*La consegna*
Riporta parola per parola il passo del testo sull'Europa unita, tutto da "Un’Europa più unita" fino a "ci sará ancora.".

*Testo da leggere*
<<<<
Un’Europa più unita per crescere

Cosa ci aspettiamo dal Consiglio Europeo del 29 giugno e quali sono i consigli che ci sentiamo di dare al Capo del Governo in vista di tale appuntamento?

Alla inquietudine dei mercati occorre dare una risposta politica forte. I mercati vogliono sapere cosa c’è dietro quel foglietto di carta colorata che si chiama euro e vogliono sapere anche se fra cinque anni l’euro ci sará ancora.

Una volta dietro la carta moneta c’era una riserva aurea, adesso c’è il potere dello Stato. L’euro, si dice spesso, è una moneta anomala, una moneta senza Stato. È tempo adesso di porre fine a questa anomalia. Ci dicano i capi di Stato e di governo che hanno intenzione di fare gli Stati Uniti d’Europa ed invitino i loro ministri degli esteri a procedere subito con la elaborazione di un trattato federale. Dentro questo chiaro orizzonte politico c’è la risposta a molti problemi che appaiono altrimenti insolubili. Gli Stati Uniti d’Europa devono avere un loro autonomo potere di imposizione fiscale ed anche il potere di porre un limite all’indebitamento degli Stati membri. Con gli Stati Uniti d’Europa diventa possibile fare i famosi stability bonds, che altro non sono se non titoli di debito pubblico europeo. L’Europa raccoglie i denari sui mercati a basso tasso di interesse (perchè dell’Europa i mercati si fidano) e li ripresta agli Stati in difficoltà ai quali il mercato non fa più credito. Una operazione così si può fare solo se gli Stati Uniti d’Europa hanno il potere di impedire allo Stato in difficoltà di fare nuovi debiti ed hanno un proprio potere impositivo per pagare il debito che contraggono.

Dentro l’ottica politica degli Stati Uniti d’Europa è possibile affrontare anche il tema della unione bancaria. Spesso (non sempre e non in Italia) i problemi del debito pubblico degli Stati non derivano da spese eccessive degli Stati ma da errori delle banche. Gli Stati intervengono per salvare le banche dal fallimento e si accollano i debiti delle banche. Noi abbiamo bisogno di una efficace autorità di vigilanza bancaria europea unificata. Molte operazioni rovinose sono nate negli interstizi fra un sistema di vigilanza bancaria nazionale e l’altro. Abbiamo bisogno di un sistema di vigilanza unificato. Abbiamo bisogno anche di un sistema europeo di mutua assicurazione e di mutuo sostegno fra le banche capace di intervenire in caso di fallimento di una o di alcune banche e capace comunque di assicurare i depositi dei clienti. Abbiamo bisogno anche di un insieme di regole che tagli le unghie alla speculazione e riconduca la banca alla sua funzione originaria che è quella di finanziare lo sviluppo, la creazione di lavoro, le imprese e le famiglie. La limitazione degli scambi over the counter, la limitazione o il divieto delle vendite allo scoperto, la proibizione della accensione di derivati per rischio altrui, una tassa sulle transazioni bancarie o almeno il divieto per le banche di arrischiare in operazioni speculative il proprio capitale o quello dei clienti sono tutte misure che possono restituire alla finanza la sua vocazione primigenia. Questo insieme di misure può risanare il sistema bancario, creare un vero sistema bancario europeo, sgravare gli Stati da quella garanzia che oggi esplicitamente o implicitamente devono dare al loro sistema bancario.
>>>>
*Estratti dal materiale*
<<<<
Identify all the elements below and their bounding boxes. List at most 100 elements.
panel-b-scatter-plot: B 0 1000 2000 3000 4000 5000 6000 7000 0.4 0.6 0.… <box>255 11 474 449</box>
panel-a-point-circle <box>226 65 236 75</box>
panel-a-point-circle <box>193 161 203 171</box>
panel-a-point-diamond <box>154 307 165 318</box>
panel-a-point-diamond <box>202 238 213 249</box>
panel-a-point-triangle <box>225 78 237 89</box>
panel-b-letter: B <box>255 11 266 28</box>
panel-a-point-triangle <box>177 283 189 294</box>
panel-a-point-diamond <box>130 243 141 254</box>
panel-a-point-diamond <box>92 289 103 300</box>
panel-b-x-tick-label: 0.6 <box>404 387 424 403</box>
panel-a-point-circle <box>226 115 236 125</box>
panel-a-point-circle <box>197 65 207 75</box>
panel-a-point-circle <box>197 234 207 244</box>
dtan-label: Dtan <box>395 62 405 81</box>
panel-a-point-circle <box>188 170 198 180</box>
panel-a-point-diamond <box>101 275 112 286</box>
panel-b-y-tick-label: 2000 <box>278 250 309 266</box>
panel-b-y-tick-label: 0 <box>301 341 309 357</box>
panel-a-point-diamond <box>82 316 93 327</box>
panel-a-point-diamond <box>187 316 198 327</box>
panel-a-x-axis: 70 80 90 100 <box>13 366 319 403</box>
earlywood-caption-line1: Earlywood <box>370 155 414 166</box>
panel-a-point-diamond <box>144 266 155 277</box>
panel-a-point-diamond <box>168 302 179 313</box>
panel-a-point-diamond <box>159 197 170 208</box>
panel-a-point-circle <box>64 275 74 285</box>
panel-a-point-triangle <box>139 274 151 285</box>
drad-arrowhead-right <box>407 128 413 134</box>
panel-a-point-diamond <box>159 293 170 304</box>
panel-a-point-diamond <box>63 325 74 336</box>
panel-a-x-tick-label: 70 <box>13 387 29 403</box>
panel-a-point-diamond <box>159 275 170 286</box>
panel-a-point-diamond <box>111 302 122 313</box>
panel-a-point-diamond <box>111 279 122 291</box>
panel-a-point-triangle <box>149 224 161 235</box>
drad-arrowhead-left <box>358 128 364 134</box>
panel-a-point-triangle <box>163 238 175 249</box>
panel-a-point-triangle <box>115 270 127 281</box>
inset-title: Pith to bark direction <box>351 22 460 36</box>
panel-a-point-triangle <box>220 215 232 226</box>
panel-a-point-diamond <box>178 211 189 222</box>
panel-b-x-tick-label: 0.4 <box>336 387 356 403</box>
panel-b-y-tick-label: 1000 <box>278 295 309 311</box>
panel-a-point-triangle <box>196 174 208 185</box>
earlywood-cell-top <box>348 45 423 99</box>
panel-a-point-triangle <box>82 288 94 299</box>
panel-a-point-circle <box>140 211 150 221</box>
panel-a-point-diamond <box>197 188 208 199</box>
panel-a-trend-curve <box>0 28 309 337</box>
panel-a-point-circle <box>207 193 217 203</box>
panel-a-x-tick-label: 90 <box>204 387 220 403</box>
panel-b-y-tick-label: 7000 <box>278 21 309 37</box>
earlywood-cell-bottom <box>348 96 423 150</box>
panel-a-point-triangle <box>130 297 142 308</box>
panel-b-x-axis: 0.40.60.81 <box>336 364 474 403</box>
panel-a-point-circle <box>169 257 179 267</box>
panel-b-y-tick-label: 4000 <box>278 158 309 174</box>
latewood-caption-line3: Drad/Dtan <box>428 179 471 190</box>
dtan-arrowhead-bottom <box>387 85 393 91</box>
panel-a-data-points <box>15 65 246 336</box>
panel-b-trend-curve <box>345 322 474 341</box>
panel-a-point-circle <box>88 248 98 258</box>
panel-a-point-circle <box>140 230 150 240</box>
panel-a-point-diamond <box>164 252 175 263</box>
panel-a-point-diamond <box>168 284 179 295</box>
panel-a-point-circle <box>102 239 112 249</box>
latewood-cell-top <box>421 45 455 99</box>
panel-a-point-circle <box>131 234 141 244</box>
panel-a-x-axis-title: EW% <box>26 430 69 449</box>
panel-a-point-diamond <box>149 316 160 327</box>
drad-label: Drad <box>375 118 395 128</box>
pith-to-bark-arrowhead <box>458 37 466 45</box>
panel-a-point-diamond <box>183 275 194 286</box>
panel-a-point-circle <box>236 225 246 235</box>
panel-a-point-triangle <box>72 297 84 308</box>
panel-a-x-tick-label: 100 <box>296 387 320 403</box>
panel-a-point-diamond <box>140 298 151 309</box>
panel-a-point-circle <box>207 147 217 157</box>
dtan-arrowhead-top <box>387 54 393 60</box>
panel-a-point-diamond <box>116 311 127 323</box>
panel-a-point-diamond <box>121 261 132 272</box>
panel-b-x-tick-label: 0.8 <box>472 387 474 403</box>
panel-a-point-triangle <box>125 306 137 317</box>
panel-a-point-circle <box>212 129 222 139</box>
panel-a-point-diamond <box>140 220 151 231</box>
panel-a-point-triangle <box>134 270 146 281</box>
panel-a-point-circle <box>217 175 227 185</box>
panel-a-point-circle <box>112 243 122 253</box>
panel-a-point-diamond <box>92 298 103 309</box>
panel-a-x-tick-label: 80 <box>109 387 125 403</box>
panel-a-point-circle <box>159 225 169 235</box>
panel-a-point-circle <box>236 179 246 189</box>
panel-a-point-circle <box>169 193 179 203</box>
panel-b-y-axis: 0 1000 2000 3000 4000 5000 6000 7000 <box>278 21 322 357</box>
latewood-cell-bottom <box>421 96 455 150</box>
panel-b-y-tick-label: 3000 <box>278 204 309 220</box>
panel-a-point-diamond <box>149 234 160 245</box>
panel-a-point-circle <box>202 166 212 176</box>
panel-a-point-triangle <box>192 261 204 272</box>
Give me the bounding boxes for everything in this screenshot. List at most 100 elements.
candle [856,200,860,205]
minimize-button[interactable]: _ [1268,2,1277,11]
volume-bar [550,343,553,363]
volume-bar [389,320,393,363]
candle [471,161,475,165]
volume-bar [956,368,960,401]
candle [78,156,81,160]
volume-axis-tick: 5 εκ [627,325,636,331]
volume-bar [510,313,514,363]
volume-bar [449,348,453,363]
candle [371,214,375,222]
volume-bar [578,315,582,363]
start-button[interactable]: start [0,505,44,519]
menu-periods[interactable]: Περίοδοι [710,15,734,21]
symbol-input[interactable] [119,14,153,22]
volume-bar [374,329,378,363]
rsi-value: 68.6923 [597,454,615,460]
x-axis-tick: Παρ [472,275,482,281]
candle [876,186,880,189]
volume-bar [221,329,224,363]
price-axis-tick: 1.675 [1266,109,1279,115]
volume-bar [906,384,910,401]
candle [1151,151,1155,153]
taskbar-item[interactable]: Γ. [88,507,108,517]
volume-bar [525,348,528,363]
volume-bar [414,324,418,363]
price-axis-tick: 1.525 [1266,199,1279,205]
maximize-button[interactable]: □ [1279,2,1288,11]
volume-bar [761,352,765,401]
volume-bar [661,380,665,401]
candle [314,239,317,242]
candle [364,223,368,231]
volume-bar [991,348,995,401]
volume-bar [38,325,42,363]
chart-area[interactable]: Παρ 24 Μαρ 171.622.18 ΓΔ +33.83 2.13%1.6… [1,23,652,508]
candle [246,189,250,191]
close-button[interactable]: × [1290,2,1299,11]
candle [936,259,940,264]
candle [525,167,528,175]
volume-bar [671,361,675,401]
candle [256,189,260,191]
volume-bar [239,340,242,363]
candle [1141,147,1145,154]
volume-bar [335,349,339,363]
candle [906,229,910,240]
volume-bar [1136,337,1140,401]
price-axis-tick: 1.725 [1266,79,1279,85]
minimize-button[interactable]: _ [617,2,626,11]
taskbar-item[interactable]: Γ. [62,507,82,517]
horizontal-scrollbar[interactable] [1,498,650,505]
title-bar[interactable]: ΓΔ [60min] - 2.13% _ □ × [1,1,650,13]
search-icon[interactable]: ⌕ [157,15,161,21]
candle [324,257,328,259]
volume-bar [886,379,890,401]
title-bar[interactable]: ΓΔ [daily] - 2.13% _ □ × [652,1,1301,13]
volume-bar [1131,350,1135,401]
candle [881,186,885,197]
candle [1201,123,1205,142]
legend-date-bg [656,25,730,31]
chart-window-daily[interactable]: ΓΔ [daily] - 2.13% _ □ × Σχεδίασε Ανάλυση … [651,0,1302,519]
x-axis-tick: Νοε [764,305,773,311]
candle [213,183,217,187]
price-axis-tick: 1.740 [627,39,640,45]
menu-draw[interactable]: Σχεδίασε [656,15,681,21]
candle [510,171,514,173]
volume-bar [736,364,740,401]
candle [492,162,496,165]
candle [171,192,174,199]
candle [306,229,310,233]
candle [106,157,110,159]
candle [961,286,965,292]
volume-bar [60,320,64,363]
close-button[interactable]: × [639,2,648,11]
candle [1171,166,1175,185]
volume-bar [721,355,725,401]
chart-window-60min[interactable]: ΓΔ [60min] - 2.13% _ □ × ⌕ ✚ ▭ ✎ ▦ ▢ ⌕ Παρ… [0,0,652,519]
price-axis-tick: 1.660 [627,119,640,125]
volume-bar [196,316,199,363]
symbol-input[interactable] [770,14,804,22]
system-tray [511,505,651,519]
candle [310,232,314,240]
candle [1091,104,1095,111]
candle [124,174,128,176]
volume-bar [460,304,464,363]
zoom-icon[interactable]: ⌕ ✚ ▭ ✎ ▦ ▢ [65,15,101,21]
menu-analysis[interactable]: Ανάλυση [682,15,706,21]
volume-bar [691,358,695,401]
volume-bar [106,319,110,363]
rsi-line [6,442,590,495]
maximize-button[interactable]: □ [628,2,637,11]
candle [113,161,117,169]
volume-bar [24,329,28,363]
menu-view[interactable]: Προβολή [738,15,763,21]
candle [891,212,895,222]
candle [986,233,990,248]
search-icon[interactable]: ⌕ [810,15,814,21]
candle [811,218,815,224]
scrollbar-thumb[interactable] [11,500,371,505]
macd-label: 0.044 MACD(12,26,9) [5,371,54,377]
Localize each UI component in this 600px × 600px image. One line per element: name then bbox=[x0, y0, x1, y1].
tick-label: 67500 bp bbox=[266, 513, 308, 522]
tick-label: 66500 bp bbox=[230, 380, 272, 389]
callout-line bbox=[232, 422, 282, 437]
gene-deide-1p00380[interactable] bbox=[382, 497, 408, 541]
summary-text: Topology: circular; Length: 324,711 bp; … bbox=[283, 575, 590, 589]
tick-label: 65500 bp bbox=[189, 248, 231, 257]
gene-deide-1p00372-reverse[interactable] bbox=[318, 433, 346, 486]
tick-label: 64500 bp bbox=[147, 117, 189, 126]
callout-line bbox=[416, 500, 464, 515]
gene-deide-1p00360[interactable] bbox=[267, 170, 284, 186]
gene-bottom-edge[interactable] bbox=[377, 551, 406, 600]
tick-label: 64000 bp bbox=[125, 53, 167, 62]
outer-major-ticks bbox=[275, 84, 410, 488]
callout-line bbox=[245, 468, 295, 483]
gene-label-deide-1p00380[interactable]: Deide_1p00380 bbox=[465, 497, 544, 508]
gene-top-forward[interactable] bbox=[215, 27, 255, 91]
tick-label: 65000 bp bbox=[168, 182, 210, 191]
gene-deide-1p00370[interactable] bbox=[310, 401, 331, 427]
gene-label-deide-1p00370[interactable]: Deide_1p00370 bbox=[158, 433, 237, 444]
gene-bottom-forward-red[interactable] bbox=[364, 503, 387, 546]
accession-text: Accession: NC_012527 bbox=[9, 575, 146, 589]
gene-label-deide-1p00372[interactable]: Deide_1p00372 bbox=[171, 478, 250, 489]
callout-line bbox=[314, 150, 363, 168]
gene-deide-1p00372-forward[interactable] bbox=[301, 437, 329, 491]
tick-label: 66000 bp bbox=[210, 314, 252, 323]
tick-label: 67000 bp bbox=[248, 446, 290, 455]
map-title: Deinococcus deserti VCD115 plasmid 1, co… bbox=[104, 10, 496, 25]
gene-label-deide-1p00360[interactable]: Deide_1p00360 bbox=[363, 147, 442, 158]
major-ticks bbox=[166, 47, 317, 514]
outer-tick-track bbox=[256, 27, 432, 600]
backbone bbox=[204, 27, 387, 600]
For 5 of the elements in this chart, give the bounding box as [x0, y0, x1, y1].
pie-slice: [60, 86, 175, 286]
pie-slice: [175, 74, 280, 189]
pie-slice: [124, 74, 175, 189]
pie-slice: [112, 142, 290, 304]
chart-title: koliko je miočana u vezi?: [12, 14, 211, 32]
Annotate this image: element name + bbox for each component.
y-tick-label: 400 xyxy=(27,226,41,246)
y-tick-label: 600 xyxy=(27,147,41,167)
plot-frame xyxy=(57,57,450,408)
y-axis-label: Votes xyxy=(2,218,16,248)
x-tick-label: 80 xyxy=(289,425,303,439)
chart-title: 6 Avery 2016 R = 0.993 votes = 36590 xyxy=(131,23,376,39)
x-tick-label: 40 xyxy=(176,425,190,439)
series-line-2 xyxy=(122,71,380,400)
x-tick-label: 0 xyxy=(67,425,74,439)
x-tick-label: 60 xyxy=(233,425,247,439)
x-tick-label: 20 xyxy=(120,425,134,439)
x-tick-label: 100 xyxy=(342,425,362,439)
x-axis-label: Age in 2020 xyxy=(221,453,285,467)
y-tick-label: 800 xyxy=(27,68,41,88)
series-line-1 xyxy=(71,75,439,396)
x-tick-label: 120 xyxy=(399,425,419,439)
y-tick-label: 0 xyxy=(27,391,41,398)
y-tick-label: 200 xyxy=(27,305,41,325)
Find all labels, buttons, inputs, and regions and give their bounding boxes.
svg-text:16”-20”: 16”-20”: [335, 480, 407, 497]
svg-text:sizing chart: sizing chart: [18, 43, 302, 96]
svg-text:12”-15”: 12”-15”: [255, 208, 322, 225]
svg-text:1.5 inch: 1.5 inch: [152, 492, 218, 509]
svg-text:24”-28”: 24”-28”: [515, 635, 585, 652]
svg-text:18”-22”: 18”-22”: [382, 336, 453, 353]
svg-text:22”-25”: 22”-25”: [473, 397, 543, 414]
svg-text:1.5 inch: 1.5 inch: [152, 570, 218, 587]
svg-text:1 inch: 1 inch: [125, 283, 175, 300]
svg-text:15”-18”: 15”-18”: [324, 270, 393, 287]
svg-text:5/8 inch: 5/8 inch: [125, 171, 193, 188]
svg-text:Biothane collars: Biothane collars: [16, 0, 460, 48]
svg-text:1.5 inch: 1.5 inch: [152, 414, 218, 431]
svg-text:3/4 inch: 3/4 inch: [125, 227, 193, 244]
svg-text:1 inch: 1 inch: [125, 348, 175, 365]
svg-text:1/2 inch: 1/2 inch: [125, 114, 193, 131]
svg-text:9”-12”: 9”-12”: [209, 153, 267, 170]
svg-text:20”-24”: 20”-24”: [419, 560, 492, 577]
>>>>
*Risultato finale*
Un’Europa più unita per crescere

Cosa ci aspettiamo dal Consiglio Europeo del 29 giugno e quali sono i consigli che ci sentiamo di dare al Capo del Governo in vista di tale appuntamento?

Alla inquietudine dei mercati occorre dare una risposta politica forte. I mercati vogliono sapere cosa c’è dietro quel foglietto di carta colorata che si chiama euro e vogliono sapere anche se fra cinque anni l’euro ci sará ancora.